REQUIRED WORK>
Narrow the data below down to the lines containing "structured".

########

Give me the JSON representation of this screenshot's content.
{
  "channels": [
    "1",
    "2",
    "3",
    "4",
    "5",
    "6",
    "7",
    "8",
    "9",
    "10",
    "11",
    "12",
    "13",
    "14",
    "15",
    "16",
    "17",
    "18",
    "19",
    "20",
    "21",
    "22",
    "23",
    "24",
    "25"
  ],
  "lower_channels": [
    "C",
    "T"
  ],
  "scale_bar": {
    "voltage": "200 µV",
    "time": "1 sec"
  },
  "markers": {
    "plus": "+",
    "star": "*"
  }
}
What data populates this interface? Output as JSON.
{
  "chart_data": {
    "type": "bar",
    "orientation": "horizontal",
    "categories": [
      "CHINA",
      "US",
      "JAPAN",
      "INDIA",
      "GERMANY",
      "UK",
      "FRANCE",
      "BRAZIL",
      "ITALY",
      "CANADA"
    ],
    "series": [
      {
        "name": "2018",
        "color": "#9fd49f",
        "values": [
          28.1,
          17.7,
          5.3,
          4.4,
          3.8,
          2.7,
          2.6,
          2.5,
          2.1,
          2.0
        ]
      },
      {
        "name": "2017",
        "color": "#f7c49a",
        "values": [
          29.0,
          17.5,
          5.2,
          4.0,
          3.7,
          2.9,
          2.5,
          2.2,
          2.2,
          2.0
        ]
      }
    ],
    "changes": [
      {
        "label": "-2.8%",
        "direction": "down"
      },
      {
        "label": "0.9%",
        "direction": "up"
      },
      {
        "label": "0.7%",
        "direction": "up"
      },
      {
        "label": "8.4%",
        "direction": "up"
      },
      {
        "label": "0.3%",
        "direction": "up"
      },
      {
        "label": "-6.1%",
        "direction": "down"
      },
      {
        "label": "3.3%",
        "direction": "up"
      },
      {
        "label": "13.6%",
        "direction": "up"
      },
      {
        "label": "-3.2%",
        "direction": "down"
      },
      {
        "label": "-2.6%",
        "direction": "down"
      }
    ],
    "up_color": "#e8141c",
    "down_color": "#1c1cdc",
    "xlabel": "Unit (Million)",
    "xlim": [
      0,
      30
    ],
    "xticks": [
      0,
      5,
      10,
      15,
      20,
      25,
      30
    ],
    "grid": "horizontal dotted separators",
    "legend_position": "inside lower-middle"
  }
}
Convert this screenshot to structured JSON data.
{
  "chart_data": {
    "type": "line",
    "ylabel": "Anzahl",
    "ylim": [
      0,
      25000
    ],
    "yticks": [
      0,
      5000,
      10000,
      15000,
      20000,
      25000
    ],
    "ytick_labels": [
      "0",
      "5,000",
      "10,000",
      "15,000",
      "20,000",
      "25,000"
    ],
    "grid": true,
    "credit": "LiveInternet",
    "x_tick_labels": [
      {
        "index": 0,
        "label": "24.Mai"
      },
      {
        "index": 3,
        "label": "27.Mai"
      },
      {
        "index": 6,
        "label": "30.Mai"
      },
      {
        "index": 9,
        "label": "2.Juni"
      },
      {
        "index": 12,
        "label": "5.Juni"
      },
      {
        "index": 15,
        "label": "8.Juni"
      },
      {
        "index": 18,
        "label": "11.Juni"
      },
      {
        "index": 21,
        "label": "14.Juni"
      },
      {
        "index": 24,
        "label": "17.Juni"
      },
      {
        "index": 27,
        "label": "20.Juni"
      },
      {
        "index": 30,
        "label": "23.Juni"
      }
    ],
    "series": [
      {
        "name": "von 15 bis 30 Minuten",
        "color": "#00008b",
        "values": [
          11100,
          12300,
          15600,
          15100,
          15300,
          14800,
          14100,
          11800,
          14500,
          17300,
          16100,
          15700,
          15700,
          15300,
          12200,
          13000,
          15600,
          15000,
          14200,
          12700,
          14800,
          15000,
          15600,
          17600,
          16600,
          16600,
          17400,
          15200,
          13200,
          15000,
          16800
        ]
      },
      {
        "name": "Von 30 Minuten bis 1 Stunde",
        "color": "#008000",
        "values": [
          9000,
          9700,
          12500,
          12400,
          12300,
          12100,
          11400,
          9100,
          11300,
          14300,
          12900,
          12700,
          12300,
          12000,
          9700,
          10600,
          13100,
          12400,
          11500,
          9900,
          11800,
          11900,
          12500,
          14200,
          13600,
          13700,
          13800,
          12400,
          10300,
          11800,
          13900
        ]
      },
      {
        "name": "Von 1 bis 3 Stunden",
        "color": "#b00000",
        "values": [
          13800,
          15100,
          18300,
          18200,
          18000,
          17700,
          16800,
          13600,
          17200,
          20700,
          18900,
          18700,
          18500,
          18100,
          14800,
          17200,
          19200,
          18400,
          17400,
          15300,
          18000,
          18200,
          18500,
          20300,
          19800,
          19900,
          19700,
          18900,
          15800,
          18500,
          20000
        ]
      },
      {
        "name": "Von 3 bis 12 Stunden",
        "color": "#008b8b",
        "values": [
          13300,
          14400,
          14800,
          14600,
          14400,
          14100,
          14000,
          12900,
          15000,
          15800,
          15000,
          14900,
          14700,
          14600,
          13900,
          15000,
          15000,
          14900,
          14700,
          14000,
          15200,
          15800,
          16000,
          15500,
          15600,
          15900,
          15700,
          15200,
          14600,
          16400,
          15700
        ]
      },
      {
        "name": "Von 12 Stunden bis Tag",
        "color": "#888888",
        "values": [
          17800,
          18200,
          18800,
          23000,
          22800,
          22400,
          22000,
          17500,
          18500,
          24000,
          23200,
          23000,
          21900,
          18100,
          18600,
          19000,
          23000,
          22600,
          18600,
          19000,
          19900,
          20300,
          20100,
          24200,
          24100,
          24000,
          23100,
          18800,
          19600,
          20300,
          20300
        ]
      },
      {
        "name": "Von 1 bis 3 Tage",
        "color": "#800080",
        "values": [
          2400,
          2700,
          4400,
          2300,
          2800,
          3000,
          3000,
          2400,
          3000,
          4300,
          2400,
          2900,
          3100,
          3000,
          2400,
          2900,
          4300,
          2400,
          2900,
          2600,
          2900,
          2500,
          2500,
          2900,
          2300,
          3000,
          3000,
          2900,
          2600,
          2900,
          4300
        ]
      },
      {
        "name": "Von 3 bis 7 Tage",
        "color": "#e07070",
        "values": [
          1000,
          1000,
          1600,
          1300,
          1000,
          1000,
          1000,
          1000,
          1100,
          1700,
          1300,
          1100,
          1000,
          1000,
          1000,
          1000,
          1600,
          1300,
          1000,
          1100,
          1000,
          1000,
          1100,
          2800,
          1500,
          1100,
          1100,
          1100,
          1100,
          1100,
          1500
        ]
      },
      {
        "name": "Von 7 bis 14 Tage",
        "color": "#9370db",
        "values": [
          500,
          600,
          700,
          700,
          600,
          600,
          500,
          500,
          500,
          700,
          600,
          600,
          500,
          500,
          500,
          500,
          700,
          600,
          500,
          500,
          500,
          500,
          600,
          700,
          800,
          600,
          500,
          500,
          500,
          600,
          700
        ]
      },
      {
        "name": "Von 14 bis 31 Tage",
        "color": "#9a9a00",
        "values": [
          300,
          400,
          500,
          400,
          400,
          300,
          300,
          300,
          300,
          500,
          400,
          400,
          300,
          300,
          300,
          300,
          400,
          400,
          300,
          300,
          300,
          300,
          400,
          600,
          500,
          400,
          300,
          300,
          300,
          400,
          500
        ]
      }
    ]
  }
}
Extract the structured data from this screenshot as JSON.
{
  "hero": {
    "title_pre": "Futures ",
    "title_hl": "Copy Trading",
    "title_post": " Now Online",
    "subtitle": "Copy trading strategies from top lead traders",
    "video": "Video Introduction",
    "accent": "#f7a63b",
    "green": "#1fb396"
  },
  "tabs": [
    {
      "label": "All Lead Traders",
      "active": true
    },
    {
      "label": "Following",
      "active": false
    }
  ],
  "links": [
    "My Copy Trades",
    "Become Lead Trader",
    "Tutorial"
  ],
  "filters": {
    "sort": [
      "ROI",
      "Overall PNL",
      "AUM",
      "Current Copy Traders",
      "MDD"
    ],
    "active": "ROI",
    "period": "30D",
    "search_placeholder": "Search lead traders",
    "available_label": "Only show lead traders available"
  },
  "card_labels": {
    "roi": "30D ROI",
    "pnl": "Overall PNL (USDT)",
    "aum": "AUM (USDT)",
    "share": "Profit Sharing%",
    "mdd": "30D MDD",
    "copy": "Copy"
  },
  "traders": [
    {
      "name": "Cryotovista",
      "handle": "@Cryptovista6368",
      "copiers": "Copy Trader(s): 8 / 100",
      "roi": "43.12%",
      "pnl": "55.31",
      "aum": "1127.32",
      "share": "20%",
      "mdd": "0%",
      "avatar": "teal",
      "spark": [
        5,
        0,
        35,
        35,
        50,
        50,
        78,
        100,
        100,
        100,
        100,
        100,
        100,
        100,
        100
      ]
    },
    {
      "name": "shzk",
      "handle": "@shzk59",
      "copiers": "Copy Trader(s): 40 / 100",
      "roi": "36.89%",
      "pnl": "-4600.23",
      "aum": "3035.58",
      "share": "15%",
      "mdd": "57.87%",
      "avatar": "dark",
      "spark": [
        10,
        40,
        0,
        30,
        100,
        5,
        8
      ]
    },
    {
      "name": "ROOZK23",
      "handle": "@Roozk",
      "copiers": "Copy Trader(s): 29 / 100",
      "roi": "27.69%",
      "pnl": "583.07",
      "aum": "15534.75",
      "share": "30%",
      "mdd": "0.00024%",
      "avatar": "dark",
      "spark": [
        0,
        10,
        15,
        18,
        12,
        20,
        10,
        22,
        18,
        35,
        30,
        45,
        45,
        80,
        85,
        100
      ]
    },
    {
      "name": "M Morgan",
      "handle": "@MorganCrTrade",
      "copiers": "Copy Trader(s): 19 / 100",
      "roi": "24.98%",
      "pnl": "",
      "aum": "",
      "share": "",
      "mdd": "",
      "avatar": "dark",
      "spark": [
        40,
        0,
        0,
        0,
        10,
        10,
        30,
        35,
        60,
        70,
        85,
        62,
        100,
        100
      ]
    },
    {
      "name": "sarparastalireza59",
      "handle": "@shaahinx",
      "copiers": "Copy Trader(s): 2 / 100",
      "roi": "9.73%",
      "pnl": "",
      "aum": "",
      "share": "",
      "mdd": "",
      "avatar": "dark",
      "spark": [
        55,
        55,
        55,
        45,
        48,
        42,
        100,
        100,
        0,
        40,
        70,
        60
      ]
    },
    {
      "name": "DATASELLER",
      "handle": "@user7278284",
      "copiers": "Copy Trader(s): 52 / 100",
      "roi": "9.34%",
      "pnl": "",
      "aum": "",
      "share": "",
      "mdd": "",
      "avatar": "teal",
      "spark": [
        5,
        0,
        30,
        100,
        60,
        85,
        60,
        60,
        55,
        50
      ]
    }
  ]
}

########

WRITTEN RESPONSE>
Convert this screenshot to structured JSON data.
Extract the structured data from this screenshot as JSON.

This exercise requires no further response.